DIRECTIONS FOR THIS TASK: Tally the lines containing the word "page" and give the total alone.

A run of records:

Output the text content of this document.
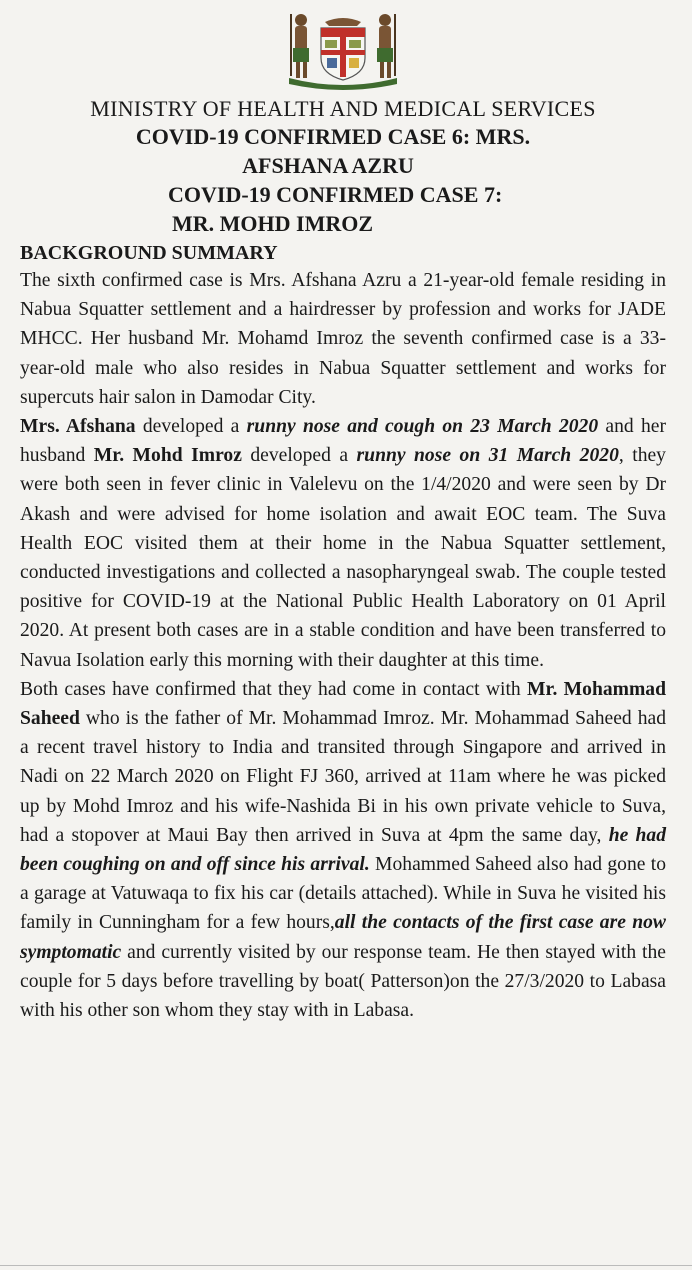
MINISTRY OF HEALTH AND MEDICAL SERVICES
COVID-19 CONFIRMED CASE 6: MRS.
AFSHANA AZRU
COVID-19 CONFIRMED CASE 7:
MR. MOHD IMROZ
BACKGROUND SUMMARY

The sixth confirmed case is Mrs. Afshana Azru a 21-year-old female residing in Nabua Squatter settlement and a hairdresser by profession and works for JADE MHCC. Her husband Mr. Mohamd Imroz the seventh confirmed case is a 33-year-old male who also resides in Nabua Squatter settlement and works for supercuts hair salon in Damodar City.

Mrs. Afshana developed a runny nose and cough on 23 March 2020 and her husband Mr. Mohd Imroz developed a runny nose on 31 March 2020, they were both seen in fever clinic in Valelevu on the 1/4/2020 and were seen by Dr Akash and were advised for home isolation and await EOC team. The Suva Health EOC visited them at their home in the Nabua Squatter settlement, conducted investigations and collected a nasopharyngeal swab. The couple tested positive for COVID-19 at the National Public Health Laboratory on 01 April 2020. At present both cases are in a stable condition and have been transferred to Navua Isolation early this morning with their daughter at this time.

Both cases have confirmed that they had come in contact with Mr. Mohammad Saheed who is the father of Mr. Mohammad Imroz. Mr. Mohammad Saheed had a recent travel history to India and transited through Singapore and arrived in Nadi on 22 March 2020 on Flight FJ 360, arrived at 11am where he was picked up by Mohd Imroz and his wife-Nashida Bi in his own private vehicle to Suva, had a stopover at Maui Bay then arrived in Suva at 4pm the same day, he had been coughing on and off since his arrival. Mohammed Saheed also had gone to a garage at Vatuwaqa to fix his car (details attached). While in Suva he visited his family in Cunningham for a few hours,all the contacts of the first case are now symptomatic and currently visited by our response team. He then stayed with the couple for 5 days before travelling by boat( Patterson)on the 27/3/2020 to Labasa with his other son whom they stay with in Labasa.
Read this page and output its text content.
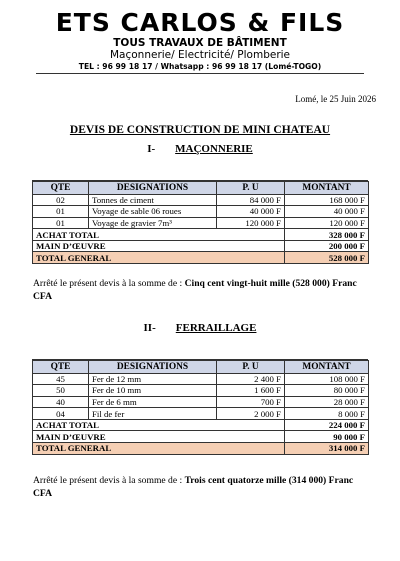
ETS CARLOS & FILS
TOUS TRAVAUX DE BÂTIMENT
Maçonnerie/ Electricité/ Plomberie
TEL : 96 99 18 17 / Whatsapp : 96 99 18 17 (Lomé-TOGO)
Lomé, le 25 Juin 2026
DEVIS DE CONSTRUCTION DE MINI CHATEAU
I- MAÇONNERIE
QTE	DESIGNATIONS	P. U	MONTANT
02	Tonnes de ciment	84 000 F	168 000 F
01	Voyage de sable 06 roues	40 000 F	40 000 F
01	Voyage de gravier 7m³	120 000 F	120 000 F
ACHAT TOTAL			328 000 F
MAIN D’ŒUVRE			200 000 F
TOTAL GENERAL			528 000 F
Arrêté le présent devis à la somme de : Cinq cent vingt-huit mille (528 000) Franc CFA
II- FERRAILLAGE
QTE	DESIGNATIONS	P. U	MONTANT
45	Fer de 12 mm	2 400 F	108 000 F
50	Fer de 10 mm	1 600 F	80 000 F
40	Fer de 6 mm	700 F	28 000 F
04	Fil de fer	2 000 F	8 000 F
ACHAT TOTAL			224 000 F
MAIN D’ŒUVRE			90 000 F
TOTAL GENERAL			314 000 F
Arrêté le présent devis à la somme de : Trois cent quatorze mille (314 000) Franc CFA
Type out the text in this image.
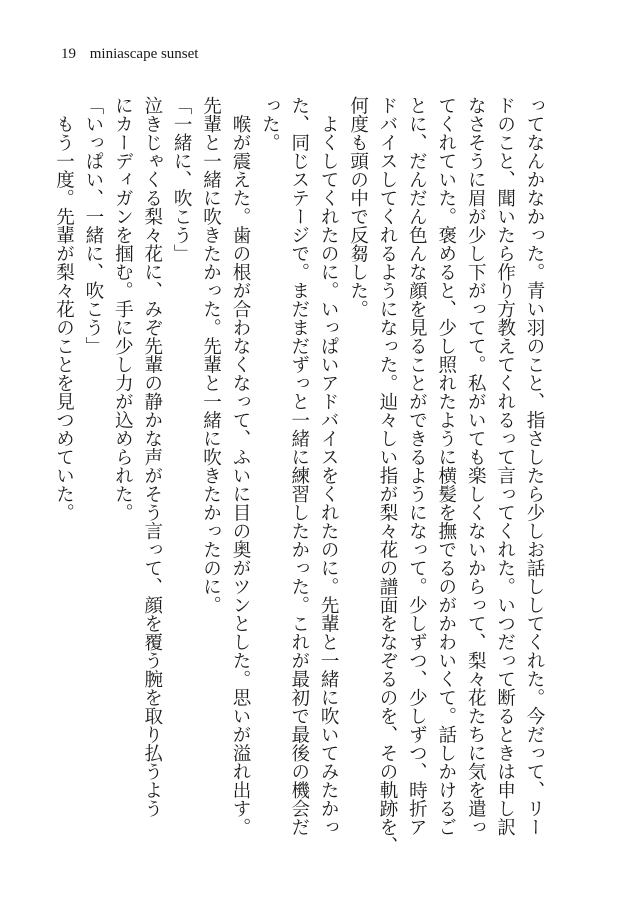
19 miniascape sunset

ってなんかなかった。青い羽のこと、指さしたら少しお話ししてくれた。今だって、リー

ドのこと、聞いたら作り方教えてくれるって言ってくれた。いつだって断るときは申し訳

なさそうに眉が少し下がってて。私がいても楽しくないからって、梨々花たちに気を遣っ

てくれていた。褒めると、少し照れたように横髪を撫でるのがかわいくて。話しかけるご

とに、だんだん色んな顔を見ることができるようになって。少しずつ、少しずつ、時折ア

ドバイスしてくれるようになった。辿々しい指が梨々花の譜面をなぞるのを、その軌跡を、

何度も頭の中で反芻した。

　よくしてくれたのに。いっぱいアドバイスをくれたのに。先輩と一緒に吹いてみたかっ

た、同じステージで。まだまだずっと一緒に練習したかった。これが最初で最後の機会だ

った。

　喉が震えた。歯の根が合わなくなって、ふいに目の奥がツンとした。思いが溢れ出す。

先輩と一緒に吹きたかった。先輩と一緒に吹きたかったのに。

「一緒に、吹こう」

泣きじゃくる梨々花に、みぞ先輩の静かな声がそう言って、顔を覆う腕を取り払うよう

にカーディガンを掴む。手に少し力が込められた。

「いっぱい、一緒に、吹こう」

　もう一度。先輩が梨々花のことを見つめていた。
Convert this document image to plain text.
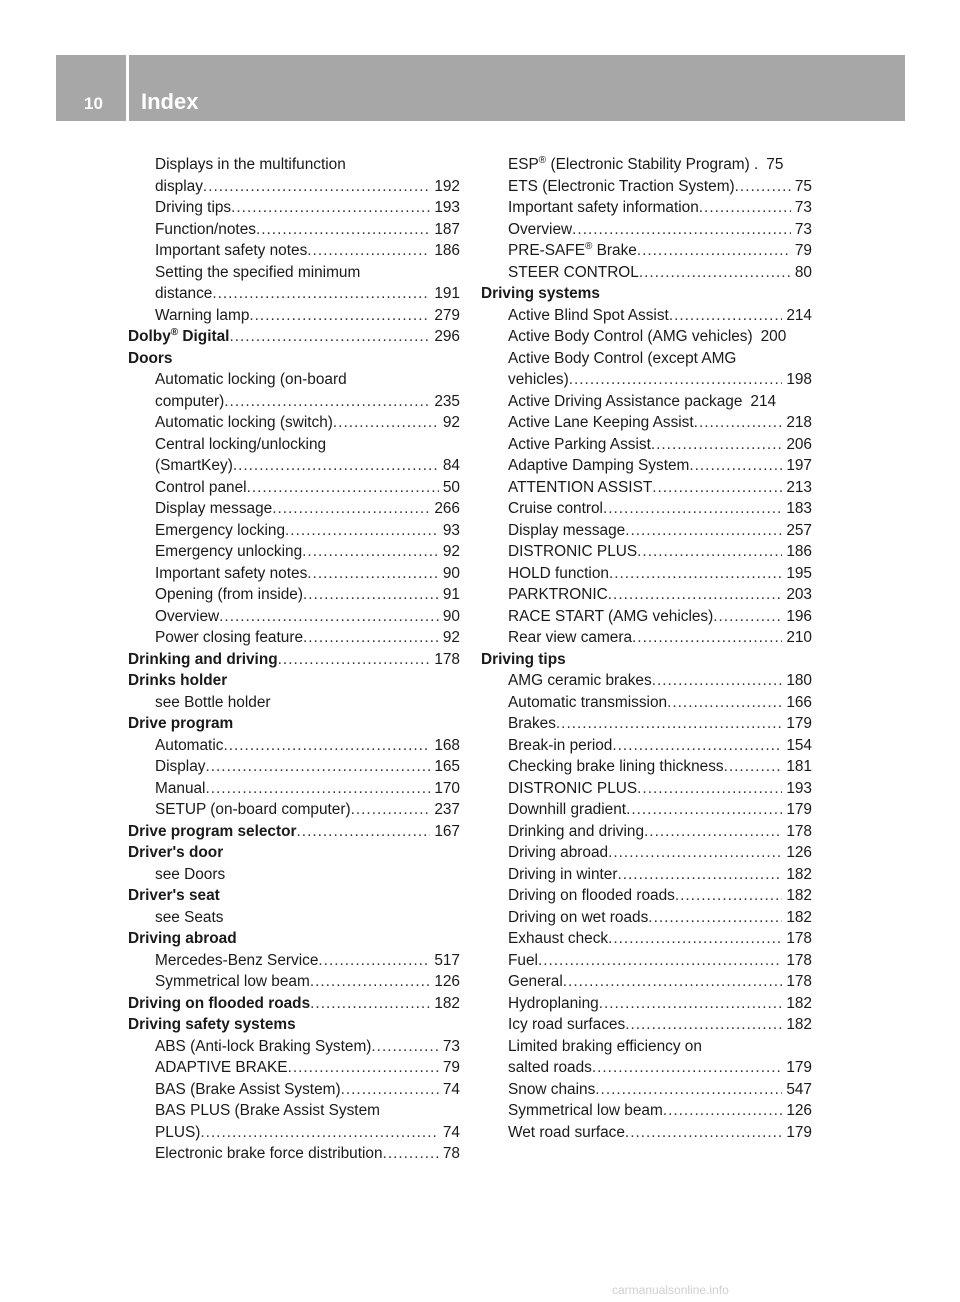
10 Index
Displays in the multifunction
display .....	192
Driving tips .....	193
Function/notes .....	187
Important safety notes .....	186
Setting the specified minimum
distance .....	191
Warning lamp .....	279
Dolby® Digital .....	296
Doors
Automatic locking (on-board
computer) .....	235
Automatic locking (switch) .....	92
Central locking/unlocking
(SmartKey) .....	84
Control panel .....	50
Display message .....	266
Emergency locking .....	93
Emergency unlocking .....	92
Important safety notes .....	90
Opening (from inside) .....	91
Overview .....	90
Power closing feature .....	92
Drinking and driving .....	178
Drinks holder
see Bottle holder
Drive program
Automatic .....	168
Display .....	165
Manual .....	170
SETUP (on-board computer) .....	237
Drive program selector .....	167
Driver's door
see Doors
Driver's seat
see Seats
Driving abroad
Mercedes-Benz Service .....	517
Symmetrical low beam .....	126
Driving on flooded roads .....	182
Driving safety systems
ABS (Anti-lock Braking System) .....	73
ADAPTIVE BRAKE .....	79
BAS (Brake Assist System) .....	74
BAS PLUS (Brake Assist System
PLUS) .....	74
Electronic brake force distribution .....	78
ESP® (Electronic Stability Program) . 75
ETS (Electronic Traction System) .....	75
Important safety information .....	73
Overview .....	73
PRE-SAFE® Brake .....	79
STEER CONTROL .....	80
Driving systems
Active Blind Spot Assist .....	214
Active Body Control (AMG vehicles) 200
Active Body Control (except AMG
vehicles) .....	198
Active Driving Assistance package 214
Active Lane Keeping Assist .....	218
Active Parking Assist .....	206
Adaptive Damping System .....	197
ATTENTION ASSIST .....	213
Cruise control .....	183
Display message .....	257
DISTRONIC PLUS .....	186
HOLD function .....	195
PARKTRONIC .....	203
RACE START (AMG vehicles) .....	196
Rear view camera .....	210
Driving tips
AMG ceramic brakes .....	180
Automatic transmission .....	166
Brakes .....	179
Break-in period .....	154
Checking brake lining thickness .....	181
DISTRONIC PLUS .....	193
Downhill gradient .....	179
Drinking and driving .....	178
Driving abroad .....	126
Driving in winter .....	182
Driving on flooded roads .....	182
Driving on wet roads .....	182
Exhaust check .....	178
Fuel .....	178
General .....	178
Hydroplaning .....	182
Icy road surfaces .....	182
Limited braking efficiency on
salted roads .....	179
Snow chains .....	547
Symmetrical low beam .....	126
Wet road surface .....	179
carmanualsonline.info
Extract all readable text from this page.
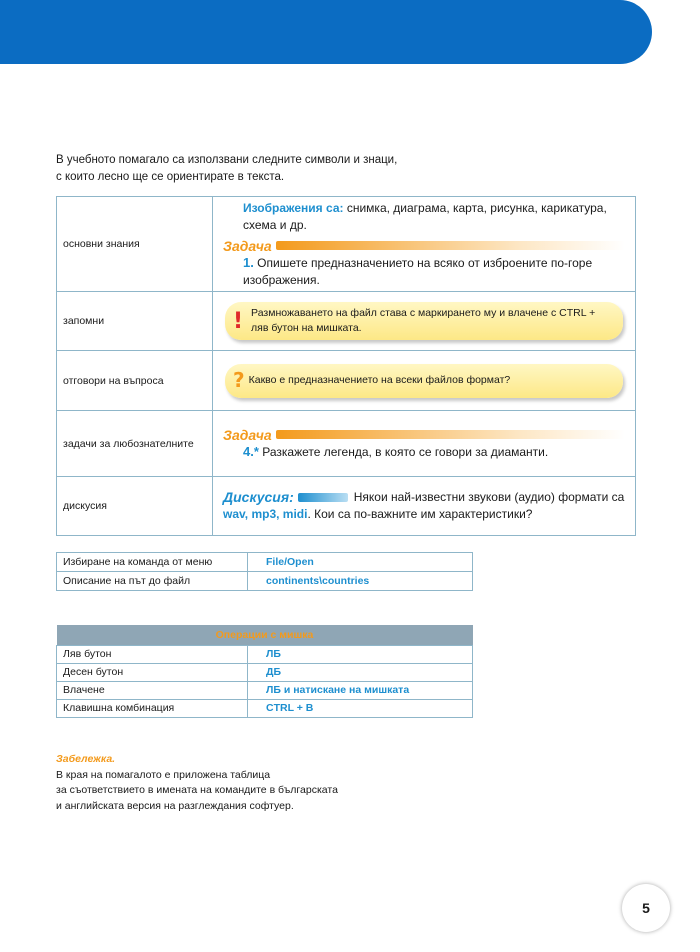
В учебното помагало са използвани следните символи и знаци,
с които лесно ще се ориентирате в текста.
основни знания	Изображения са: снимка, диаграма, карта, рисунка, карикатура, схема и др.
Задача
1. Опишете предназначението на всяко от изброените по-горе изображения.

запомни	! Размножаването на файл става с маркирането му и влачене с CTRL + ляв бутон на мишката.

отговори на въпроса	? Какво е предназначението на всеки файлов формат?

задачи за любознателните	Задача
4.* Разкажете легенда, в която се говори за диаманти.

дискусия	Дискусия: Някои най-известни звукови (аудио) формати са wav, mp3, midi. Кои са по-важните им характеристики?
Избиране на команда от меню	File/Open
Описание на път до файл	continents\countries
Операции с мишка	
Ляв бутон	ЛБ
Десен бутон	ДБ
Влачене	ЛБ и натискане на мишката
Клавишна комбинация	CTRL + B
Забележка.
В края на помагалото е приложена таблица
за съответствието в имената на командите в българската
и английската версия на разглеждания софтуер.
5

EXERCISE SOLUTION: 2